(Requirement): Skip the pictures and extract all of the lines exactly as written.

* START *

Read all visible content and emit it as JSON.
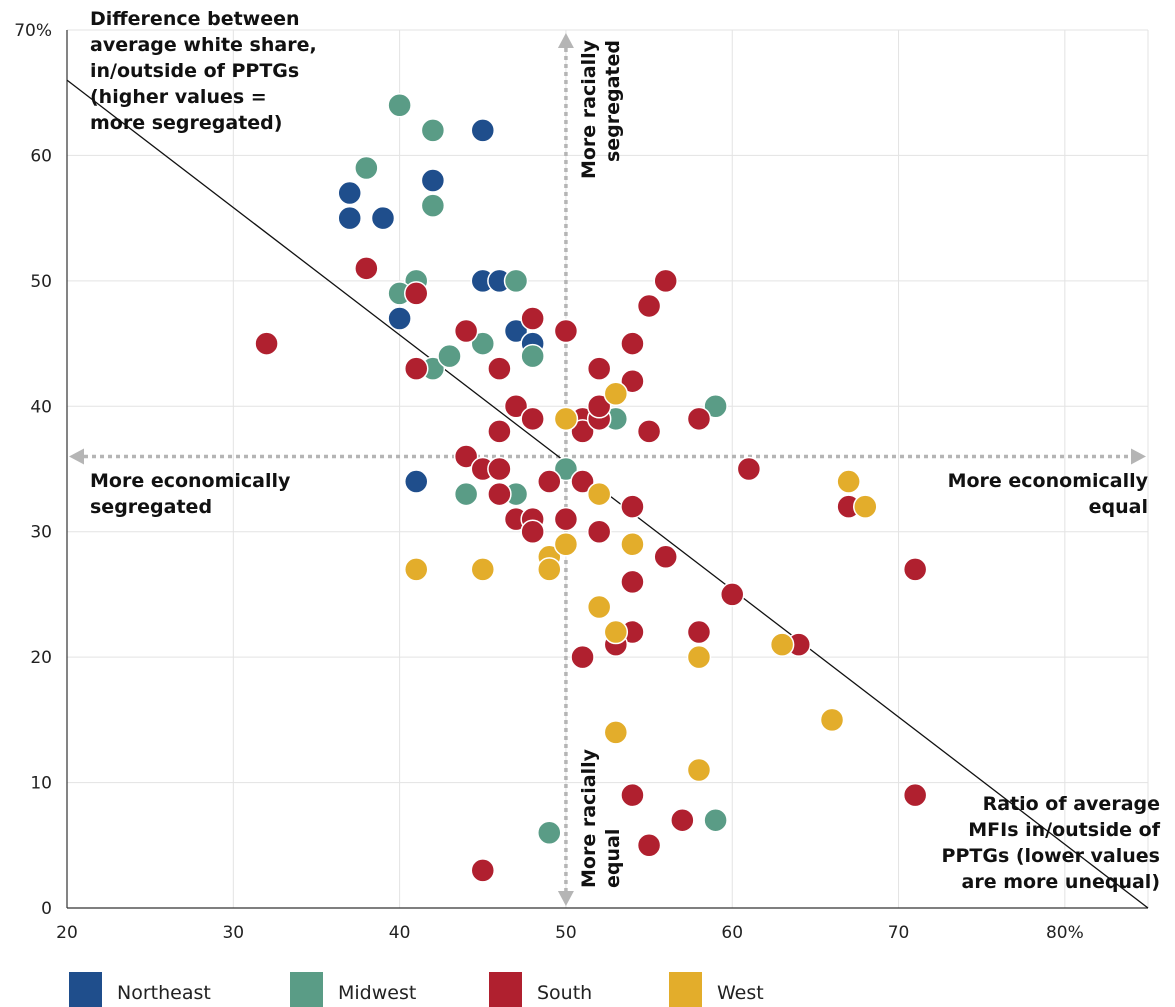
{
  "chart_data": {
    "type": "scatter",
    "x_ticks": [
      "20",
      "30",
      "40",
      "50",
      "60",
      "70",
      "80%"
    ],
    "y_ticks": [
      "0",
      "10",
      "20",
      "30",
      "40",
      "50",
      "60",
      "70%"
    ],
    "xlim": [
      20,
      85
    ],
    "ylim": [
      0,
      70
    ],
    "grid": true,
    "reference_x": 50,
    "reference_y": 36,
    "trendline": [
      [
        20,
        66
      ],
      [
        85,
        0
      ]
    ],
    "annotations": {
      "y_title": [
        "Difference  between",
        "average white share,",
        "in/outside of PPTGs",
        "(higher values =",
        "more segregated)"
      ],
      "x_title": [
        "Ratio of average",
        "MFIs in/outside of",
        "PPTGs (lower values",
        "are more unequal)"
      ],
      "left": [
        "More economically",
        "segregated"
      ],
      "right": [
        "More economically",
        "equal"
      ],
      "top": [
        "More racially",
        "segregated"
      ],
      "bottom": [
        "More racially",
        "equal"
      ]
    },
    "legend_position": "bottom",
    "series": [
      {
        "name": "Northeast",
        "color": "#1f4e8c",
        "points": [
          [
            37,
            57
          ],
          [
            37,
            55
          ],
          [
            39,
            55
          ],
          [
            42,
            58
          ],
          [
            45,
            62
          ],
          [
            45,
            50
          ],
          [
            46,
            50
          ],
          [
            40,
            47
          ],
          [
            47,
            46
          ],
          [
            48,
            45
          ],
          [
            41,
            34
          ]
        ]
      },
      {
        "name": "Midwest",
        "color": "#5a9c86",
        "points": [
          [
            40,
            64
          ],
          [
            42,
            62
          ],
          [
            38,
            59
          ],
          [
            42,
            56
          ],
          [
            41,
            50
          ],
          [
            40,
            49
          ],
          [
            47,
            50
          ],
          [
            42,
            43
          ],
          [
            43,
            44
          ],
          [
            45,
            45
          ],
          [
            48,
            44
          ],
          [
            59,
            40
          ],
          [
            53,
            39
          ],
          [
            44,
            33
          ],
          [
            47,
            33
          ],
          [
            50,
            35
          ],
          [
            49,
            6
          ],
          [
            59,
            7
          ]
        ]
      },
      {
        "name": "South",
        "color": "#b0202f",
        "points": [
          [
            32,
            45
          ],
          [
            38,
            51
          ],
          [
            41,
            49
          ],
          [
            41,
            43
          ],
          [
            44,
            46
          ],
          [
            46,
            43
          ],
          [
            48,
            47
          ],
          [
            50,
            46
          ],
          [
            56,
            50
          ],
          [
            55,
            48
          ],
          [
            54,
            45
          ],
          [
            52,
            43
          ],
          [
            54,
            42
          ],
          [
            47,
            40
          ],
          [
            48,
            39
          ],
          [
            46,
            38
          ],
          [
            51,
            39
          ],
          [
            51,
            38
          ],
          [
            52,
            39
          ],
          [
            52,
            40
          ],
          [
            55,
            38
          ],
          [
            58,
            39
          ],
          [
            44,
            36
          ],
          [
            45,
            35
          ],
          [
            46,
            35
          ],
          [
            46,
            33
          ],
          [
            49,
            34
          ],
          [
            51,
            34
          ],
          [
            54,
            32
          ],
          [
            47,
            31
          ],
          [
            48,
            31
          ],
          [
            48,
            30
          ],
          [
            50,
            31
          ],
          [
            52,
            30
          ],
          [
            56,
            28
          ],
          [
            54,
            26
          ],
          [
            61,
            35
          ],
          [
            67,
            32
          ],
          [
            71,
            27
          ],
          [
            60,
            25
          ],
          [
            58,
            22
          ],
          [
            54,
            22
          ],
          [
            53,
            21
          ],
          [
            51,
            20
          ],
          [
            64,
            21
          ],
          [
            54,
            9
          ],
          [
            57,
            7
          ],
          [
            55,
            5
          ],
          [
            45,
            3
          ],
          [
            71,
            9
          ]
        ]
      },
      {
        "name": "West",
        "color": "#e3ad2b",
        "points": [
          [
            41,
            27
          ],
          [
            45,
            27
          ],
          [
            49,
            28
          ],
          [
            49,
            27
          ],
          [
            50,
            29
          ],
          [
            50,
            39
          ],
          [
            53,
            41
          ],
          [
            52,
            33
          ],
          [
            54,
            29
          ],
          [
            52,
            24
          ],
          [
            53,
            22
          ],
          [
            58,
            20
          ],
          [
            63,
            21
          ],
          [
            66,
            15
          ],
          [
            67,
            34
          ],
          [
            68,
            32
          ],
          [
            53,
            14
          ],
          [
            58,
            11
          ]
        ]
      }
    ]
  }
}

* END *

(Answer below):
Read all visible content and emit it as JSON.
{
  "chart_data": {
    "type": "scatter",
    "x_ticks": [
      "20",
      "30",
      "40",
      "50",
      "60",
      "70",
      "80%"
    ],
    "y_ticks": [
      "0",
      "10",
      "20",
      "30",
      "40",
      "50",
      "60",
      "70%"
    ],
    "xlim": [
      20,
      85
    ],
    "ylim": [
      0,
      70
    ],
    "grid": true,
    "reference_x": 50,
    "reference_y": 36,
    "trendline": [
      [
        20,
        66
      ],
      [
        85,
        0
      ]
    ],
    "annotations": {
      "y_title": [
        "Difference  between",
        "average white share,",
        "in/outside of PPTGs",
        "(higher values =",
        "more segregated)"
      ],
      "x_title": [
        "Ratio of average",
        "MFIs in/outside of",
        "PPTGs (lower values",
        "are more unequal)"
      ],
      "left": [
        "More economically",
        "segregated"
      ],
      "right": [
        "More economically",
        "equal"
      ],
      "top": [
        "More racially",
        "segregated"
      ],
      "bottom": [
        "More racially",
        "equal"
      ]
    },
    "legend_position": "bottom",
    "series": [
      {
        "name": "Northeast",
        "color": "#1f4e8c",
        "points": [
          [
            37,
            57
          ],
          [
            37,
            55
          ],
          [
            39,
            55
          ],
          [
            42,
            58
          ],
          [
            45,
            62
          ],
          [
            45,
            50
          ],
          [
            46,
            50
          ],
          [
            40,
            47
          ],
          [
            47,
            46
          ],
          [
            48,
            45
          ],
          [
            41,
            34
          ]
        ]
      },
      {
        "name": "Midwest",
        "color": "#5a9c86",
        "points": [
          [
            40,
            64
          ],
          [
            42,
            62
          ],
          [
            38,
            59
          ],
          [
            42,
            56
          ],
          [
            41,
            50
          ],
          [
            40,
            49
          ],
          [
            47,
            50
          ],
          [
            42,
            43
          ],
          [
            43,
            44
          ],
          [
            45,
            45
          ],
          [
            48,
            44
          ],
          [
            59,
            40
          ],
          [
            53,
            39
          ],
          [
            44,
            33
          ],
          [
            47,
            33
          ],
          [
            50,
            35
          ],
          [
            49,
            6
          ],
          [
            59,
            7
          ]
        ]
      },
      {
        "name": "South",
        "color": "#b0202f",
        "points": [
          [
            32,
            45
          ],
          [
            38,
            51
          ],
          [
            41,
            49
          ],
          [
            41,
            43
          ],
          [
            44,
            46
          ],
          [
            46,
            43
          ],
          [
            48,
            47
          ],
          [
            50,
            46
          ],
          [
            56,
            50
          ],
          [
            55,
            48
          ],
          [
            54,
            45
          ],
          [
            52,
            43
          ],
          [
            54,
            42
          ],
          [
            47,
            40
          ],
          [
            48,
            39
          ],
          [
            46,
            38
          ],
          [
            51,
            39
          ],
          [
            51,
            38
          ],
          [
            52,
            39
          ],
          [
            52,
            40
          ],
          [
            55,
            38
          ],
          [
            58,
            39
          ],
          [
            44,
            36
          ],
          [
            45,
            35
          ],
          [
            46,
            35
          ],
          [
            46,
            33
          ],
          [
            49,
            34
          ],
          [
            51,
            34
          ],
          [
            54,
            32
          ],
          [
            47,
            31
          ],
          [
            48,
            31
          ],
          [
            48,
            30
          ],
          [
            50,
            31
          ],
          [
            52,
            30
          ],
          [
            56,
            28
          ],
          [
            54,
            26
          ],
          [
            61,
            35
          ],
          [
            67,
            32
          ],
          [
            71,
            27
          ],
          [
            60,
            25
          ],
          [
            58,
            22
          ],
          [
            54,
            22
          ],
          [
            53,
            21
          ],
          [
            51,
            20
          ],
          [
            64,
            21
          ],
          [
            54,
            9
          ],
          [
            57,
            7
          ],
          [
            55,
            5
          ],
          [
            45,
            3
          ],
          [
            71,
            9
          ]
        ]
      },
      {
        "name": "West",
        "color": "#e3ad2b",
        "points": [
          [
            41,
            27
          ],
          [
            45,
            27
          ],
          [
            49,
            28
          ],
          [
            49,
            27
          ],
          [
            50,
            29
          ],
          [
            50,
            39
          ],
          [
            53,
            41
          ],
          [
            52,
            33
          ],
          [
            54,
            29
          ],
          [
            52,
            24
          ],
          [
            53,
            22
          ],
          [
            58,
            20
          ],
          [
            63,
            21
          ],
          [
            66,
            15
          ],
          [
            67,
            34
          ],
          [
            68,
            32
          ],
          [
            53,
            14
          ],
          [
            58,
            11
          ]
        ]
      }
    ]
  }
}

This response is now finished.